Dataset items
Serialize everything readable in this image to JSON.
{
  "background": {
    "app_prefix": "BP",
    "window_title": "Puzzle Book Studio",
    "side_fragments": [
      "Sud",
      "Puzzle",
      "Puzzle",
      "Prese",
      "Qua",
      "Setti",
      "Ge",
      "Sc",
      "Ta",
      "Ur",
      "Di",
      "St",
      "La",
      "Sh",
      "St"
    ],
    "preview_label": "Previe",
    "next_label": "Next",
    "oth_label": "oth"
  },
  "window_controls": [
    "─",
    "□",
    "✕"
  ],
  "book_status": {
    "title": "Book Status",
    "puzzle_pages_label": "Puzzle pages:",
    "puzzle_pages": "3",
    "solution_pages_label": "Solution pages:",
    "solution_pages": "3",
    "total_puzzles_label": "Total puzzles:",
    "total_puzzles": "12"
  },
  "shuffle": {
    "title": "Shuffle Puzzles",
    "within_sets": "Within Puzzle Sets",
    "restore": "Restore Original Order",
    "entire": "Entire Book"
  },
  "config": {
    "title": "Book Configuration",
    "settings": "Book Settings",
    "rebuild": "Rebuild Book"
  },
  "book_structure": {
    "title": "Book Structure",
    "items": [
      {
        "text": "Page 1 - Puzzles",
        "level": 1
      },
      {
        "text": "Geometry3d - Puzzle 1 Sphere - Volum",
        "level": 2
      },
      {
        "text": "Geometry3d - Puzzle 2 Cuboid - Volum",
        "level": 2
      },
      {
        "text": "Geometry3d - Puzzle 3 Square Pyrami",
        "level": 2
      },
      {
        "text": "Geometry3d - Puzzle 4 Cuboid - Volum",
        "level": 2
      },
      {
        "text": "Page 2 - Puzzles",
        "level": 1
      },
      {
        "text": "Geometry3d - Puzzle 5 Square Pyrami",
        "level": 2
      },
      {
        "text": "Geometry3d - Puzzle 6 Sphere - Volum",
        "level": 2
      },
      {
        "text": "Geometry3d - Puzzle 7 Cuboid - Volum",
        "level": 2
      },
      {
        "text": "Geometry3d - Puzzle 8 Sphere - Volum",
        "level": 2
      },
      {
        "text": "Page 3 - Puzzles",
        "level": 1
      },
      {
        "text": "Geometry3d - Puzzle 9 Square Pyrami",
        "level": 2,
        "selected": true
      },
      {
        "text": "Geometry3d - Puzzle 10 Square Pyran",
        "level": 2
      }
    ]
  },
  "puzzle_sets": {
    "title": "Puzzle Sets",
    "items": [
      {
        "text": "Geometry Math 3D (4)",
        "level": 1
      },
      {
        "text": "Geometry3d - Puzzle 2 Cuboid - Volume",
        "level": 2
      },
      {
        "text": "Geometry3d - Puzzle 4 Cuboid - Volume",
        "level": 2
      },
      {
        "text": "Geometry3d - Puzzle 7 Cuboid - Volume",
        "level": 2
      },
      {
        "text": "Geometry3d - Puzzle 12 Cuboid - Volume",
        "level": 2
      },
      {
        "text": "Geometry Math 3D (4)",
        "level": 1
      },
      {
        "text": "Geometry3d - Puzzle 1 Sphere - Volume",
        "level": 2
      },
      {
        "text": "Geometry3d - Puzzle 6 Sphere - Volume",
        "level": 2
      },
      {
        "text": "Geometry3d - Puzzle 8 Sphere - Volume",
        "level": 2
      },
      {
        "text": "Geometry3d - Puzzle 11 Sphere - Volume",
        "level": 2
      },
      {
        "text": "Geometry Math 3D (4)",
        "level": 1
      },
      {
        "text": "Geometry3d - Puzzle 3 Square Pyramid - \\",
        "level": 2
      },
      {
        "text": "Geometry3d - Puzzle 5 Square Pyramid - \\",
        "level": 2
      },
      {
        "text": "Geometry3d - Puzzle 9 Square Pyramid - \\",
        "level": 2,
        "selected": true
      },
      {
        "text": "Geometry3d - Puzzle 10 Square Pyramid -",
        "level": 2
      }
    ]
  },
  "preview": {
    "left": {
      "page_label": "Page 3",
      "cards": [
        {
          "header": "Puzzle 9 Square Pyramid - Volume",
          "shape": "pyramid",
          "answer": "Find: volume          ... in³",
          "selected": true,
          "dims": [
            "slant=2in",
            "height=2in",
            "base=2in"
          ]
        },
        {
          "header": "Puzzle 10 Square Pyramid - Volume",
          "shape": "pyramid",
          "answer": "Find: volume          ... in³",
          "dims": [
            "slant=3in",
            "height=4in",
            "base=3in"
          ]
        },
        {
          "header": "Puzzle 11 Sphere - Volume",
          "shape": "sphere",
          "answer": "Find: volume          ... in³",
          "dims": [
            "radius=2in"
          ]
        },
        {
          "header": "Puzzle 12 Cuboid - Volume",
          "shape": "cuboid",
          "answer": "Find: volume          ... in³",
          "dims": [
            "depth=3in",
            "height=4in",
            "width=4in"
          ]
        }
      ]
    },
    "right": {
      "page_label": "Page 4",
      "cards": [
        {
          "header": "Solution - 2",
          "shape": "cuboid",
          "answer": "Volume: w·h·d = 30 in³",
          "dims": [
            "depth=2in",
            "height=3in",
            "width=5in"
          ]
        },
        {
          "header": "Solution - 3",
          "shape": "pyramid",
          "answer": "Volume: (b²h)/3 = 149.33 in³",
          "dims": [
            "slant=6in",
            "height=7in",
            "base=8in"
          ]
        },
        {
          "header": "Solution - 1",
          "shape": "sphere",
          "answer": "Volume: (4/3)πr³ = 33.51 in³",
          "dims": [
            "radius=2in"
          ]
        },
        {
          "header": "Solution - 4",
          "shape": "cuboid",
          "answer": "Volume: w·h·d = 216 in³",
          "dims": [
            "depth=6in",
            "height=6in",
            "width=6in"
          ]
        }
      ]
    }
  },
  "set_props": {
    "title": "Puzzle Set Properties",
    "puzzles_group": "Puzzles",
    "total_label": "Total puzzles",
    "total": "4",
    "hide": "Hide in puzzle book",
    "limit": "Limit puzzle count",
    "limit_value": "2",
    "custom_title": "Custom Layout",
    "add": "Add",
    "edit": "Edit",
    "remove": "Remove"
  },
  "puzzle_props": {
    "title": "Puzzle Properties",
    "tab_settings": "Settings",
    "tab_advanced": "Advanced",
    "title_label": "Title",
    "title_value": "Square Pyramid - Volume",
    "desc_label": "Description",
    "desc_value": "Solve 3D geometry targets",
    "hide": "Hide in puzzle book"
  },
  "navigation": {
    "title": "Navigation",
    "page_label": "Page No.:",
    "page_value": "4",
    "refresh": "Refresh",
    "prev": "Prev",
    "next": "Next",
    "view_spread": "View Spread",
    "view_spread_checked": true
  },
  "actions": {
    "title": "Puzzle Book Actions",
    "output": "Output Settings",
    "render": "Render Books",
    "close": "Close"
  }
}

* * *

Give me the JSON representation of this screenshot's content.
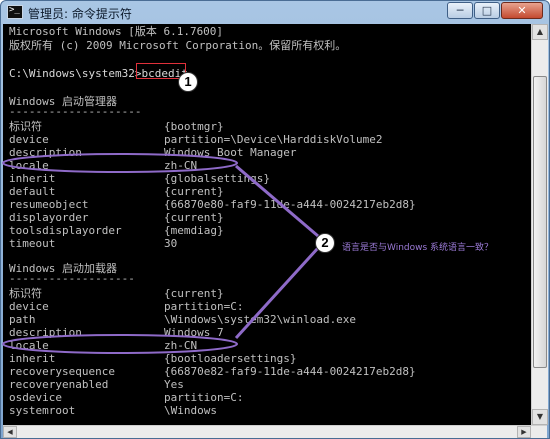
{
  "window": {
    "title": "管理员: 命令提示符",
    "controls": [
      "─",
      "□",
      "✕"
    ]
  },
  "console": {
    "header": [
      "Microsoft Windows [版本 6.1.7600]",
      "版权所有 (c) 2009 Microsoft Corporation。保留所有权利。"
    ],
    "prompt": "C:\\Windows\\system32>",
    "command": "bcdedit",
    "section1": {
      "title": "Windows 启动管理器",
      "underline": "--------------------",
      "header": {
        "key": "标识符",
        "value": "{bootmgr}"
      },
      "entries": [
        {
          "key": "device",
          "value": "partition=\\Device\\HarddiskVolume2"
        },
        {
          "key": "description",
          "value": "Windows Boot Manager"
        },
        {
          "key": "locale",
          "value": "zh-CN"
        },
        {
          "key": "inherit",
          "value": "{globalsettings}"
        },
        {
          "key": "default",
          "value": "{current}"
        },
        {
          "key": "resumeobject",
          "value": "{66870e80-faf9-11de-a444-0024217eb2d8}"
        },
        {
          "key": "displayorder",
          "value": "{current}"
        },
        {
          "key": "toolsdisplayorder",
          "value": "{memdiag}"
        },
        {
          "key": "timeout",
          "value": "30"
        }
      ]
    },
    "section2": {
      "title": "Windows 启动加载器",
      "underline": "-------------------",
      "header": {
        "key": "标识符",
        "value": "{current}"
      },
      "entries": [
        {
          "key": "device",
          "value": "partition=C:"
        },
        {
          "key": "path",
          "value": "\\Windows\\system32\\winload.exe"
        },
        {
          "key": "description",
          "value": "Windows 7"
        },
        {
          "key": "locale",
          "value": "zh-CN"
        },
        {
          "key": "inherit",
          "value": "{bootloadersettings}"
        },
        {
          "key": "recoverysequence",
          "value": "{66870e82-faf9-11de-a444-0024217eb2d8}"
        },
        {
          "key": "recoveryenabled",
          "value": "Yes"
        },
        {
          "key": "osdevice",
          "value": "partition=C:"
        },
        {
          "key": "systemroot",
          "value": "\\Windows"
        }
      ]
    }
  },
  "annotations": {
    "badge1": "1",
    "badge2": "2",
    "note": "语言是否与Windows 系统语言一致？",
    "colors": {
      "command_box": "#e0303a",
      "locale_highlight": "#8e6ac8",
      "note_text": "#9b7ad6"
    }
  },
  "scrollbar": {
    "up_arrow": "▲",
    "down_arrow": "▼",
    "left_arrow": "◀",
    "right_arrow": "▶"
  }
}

---

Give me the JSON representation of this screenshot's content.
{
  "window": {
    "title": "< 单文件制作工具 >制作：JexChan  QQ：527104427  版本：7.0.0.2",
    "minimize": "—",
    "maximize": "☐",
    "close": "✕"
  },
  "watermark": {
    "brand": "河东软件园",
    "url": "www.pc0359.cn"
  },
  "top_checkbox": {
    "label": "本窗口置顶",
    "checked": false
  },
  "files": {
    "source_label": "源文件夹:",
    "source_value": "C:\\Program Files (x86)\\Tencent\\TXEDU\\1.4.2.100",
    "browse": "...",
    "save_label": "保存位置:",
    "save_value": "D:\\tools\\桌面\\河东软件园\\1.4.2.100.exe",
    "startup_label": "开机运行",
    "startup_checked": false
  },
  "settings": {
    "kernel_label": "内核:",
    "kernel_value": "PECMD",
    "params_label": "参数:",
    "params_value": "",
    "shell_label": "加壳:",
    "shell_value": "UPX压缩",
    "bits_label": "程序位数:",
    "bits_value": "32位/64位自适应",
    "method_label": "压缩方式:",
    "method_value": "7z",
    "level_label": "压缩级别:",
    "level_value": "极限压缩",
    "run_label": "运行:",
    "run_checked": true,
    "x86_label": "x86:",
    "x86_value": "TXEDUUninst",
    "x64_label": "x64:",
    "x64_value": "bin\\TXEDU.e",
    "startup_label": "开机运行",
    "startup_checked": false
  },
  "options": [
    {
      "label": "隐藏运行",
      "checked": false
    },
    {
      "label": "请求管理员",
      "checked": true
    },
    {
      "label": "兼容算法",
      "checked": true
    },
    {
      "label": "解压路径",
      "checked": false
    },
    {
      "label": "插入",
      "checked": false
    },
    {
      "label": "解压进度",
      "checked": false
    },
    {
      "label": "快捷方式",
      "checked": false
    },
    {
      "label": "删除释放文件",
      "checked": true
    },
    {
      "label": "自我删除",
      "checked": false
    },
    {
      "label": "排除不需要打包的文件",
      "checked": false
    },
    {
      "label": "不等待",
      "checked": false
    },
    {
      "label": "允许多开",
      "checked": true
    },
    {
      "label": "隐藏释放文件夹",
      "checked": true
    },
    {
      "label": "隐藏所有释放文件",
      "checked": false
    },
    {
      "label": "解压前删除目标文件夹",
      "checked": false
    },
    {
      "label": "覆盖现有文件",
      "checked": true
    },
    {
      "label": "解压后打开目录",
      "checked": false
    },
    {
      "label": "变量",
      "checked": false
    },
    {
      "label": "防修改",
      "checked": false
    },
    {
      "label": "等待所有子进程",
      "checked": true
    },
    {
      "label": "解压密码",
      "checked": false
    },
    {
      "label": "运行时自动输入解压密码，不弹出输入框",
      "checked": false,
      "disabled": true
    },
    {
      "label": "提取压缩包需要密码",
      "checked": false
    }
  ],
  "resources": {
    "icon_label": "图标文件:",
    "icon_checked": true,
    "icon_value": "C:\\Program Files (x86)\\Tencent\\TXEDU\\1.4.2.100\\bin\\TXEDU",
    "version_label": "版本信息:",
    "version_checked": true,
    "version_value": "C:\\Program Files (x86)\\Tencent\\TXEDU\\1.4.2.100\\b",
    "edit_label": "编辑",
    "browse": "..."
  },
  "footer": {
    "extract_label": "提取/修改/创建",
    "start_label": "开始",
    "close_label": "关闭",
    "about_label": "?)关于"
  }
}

What needs to be done
Filter out every line that lacks the word "Properties", and copy the rest.

Answer to this task
    "title": "Puzzle Set Properties",
    "title": "Puzzle Properties",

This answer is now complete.